Find and return each line containing "причины".

● ● ● ● ● ● ●

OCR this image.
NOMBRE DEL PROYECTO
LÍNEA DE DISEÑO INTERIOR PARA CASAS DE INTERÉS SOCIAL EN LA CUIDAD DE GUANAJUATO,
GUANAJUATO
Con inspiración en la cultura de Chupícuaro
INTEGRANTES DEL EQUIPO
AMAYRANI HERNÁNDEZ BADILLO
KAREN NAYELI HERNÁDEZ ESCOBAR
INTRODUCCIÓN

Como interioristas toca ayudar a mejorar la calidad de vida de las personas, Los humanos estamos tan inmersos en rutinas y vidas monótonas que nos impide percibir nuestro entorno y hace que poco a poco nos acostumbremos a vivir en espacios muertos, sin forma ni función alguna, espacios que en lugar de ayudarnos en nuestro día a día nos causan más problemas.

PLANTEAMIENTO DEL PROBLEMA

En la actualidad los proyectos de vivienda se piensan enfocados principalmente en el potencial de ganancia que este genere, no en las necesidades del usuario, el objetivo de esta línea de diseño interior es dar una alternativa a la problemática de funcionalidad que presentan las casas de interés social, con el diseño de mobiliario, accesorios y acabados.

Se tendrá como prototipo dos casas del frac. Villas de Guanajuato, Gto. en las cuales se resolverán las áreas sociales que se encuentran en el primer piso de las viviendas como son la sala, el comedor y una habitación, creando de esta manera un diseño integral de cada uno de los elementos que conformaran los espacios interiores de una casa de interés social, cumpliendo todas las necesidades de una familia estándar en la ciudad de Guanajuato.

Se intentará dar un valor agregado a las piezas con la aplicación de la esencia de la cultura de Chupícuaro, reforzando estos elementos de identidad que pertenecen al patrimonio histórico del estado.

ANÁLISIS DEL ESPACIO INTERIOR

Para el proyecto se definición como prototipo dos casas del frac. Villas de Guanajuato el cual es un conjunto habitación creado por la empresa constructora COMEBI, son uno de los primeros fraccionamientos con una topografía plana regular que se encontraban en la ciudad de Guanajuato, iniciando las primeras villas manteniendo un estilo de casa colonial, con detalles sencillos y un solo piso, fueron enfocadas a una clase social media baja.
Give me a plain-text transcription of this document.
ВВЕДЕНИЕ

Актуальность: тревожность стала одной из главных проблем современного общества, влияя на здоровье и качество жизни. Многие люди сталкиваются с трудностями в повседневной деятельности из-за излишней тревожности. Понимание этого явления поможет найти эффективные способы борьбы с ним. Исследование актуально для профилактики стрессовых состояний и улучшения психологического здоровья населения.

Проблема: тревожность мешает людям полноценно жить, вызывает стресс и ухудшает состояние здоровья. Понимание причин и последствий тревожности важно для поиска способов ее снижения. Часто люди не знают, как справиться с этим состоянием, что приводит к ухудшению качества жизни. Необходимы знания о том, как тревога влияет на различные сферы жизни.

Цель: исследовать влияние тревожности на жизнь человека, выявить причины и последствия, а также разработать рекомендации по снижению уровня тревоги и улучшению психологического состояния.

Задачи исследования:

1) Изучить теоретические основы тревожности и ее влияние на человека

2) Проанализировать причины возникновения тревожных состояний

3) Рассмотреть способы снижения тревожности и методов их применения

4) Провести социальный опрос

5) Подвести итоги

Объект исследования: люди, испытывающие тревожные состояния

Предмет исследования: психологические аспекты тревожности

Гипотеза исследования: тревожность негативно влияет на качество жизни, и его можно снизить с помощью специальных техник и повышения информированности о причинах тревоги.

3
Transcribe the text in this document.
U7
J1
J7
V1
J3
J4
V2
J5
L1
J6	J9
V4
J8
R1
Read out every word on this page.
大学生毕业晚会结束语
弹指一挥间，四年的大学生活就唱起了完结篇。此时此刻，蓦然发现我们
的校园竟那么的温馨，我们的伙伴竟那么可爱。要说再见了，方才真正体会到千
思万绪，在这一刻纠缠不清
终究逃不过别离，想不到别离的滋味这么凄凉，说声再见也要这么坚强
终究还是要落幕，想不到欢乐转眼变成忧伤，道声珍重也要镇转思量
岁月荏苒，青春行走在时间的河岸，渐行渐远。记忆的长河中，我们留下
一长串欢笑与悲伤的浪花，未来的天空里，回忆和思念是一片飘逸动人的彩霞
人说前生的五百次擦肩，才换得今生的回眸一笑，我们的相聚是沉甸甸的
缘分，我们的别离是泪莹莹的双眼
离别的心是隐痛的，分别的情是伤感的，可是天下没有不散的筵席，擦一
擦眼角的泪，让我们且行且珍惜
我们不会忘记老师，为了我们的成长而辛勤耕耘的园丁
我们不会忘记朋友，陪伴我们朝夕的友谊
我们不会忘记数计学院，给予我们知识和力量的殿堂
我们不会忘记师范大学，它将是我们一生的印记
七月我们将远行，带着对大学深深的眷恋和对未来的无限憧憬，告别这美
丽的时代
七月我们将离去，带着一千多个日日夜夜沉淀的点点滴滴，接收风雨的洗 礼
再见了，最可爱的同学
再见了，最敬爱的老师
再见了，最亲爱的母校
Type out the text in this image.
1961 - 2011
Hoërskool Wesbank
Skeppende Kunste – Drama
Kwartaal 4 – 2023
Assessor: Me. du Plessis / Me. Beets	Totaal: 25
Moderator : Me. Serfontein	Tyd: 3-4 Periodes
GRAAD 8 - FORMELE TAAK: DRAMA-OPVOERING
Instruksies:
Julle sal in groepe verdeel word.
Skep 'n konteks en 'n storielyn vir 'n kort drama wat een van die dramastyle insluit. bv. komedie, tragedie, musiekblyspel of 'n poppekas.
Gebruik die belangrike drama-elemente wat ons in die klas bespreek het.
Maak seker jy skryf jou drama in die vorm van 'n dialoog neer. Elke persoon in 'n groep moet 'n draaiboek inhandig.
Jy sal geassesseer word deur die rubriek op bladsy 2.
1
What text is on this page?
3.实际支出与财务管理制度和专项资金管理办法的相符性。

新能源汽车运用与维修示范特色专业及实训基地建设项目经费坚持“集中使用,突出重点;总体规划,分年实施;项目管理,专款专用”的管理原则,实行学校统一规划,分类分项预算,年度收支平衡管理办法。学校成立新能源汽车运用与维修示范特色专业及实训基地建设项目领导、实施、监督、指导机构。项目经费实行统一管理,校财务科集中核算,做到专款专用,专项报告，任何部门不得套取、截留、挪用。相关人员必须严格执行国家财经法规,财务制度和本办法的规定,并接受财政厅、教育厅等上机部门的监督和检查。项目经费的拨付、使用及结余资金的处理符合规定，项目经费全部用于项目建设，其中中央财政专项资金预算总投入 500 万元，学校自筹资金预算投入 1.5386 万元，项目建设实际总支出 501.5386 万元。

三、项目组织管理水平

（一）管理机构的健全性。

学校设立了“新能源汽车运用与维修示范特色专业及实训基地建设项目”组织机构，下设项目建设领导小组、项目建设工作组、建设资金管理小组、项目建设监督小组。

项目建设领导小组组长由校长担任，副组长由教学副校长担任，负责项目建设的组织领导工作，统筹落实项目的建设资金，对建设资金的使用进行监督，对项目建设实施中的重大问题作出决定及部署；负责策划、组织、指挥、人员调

● ● ● ● ● ● ●

• _The answer_
Цель: исследовать влияние тревожности на жизнь человека, выявить причины и последствия, а также разработать рекомендации по снижению уровня тревоги и улучшению психологического состояния.
2) Проанализировать причины возникновения тревожных состояний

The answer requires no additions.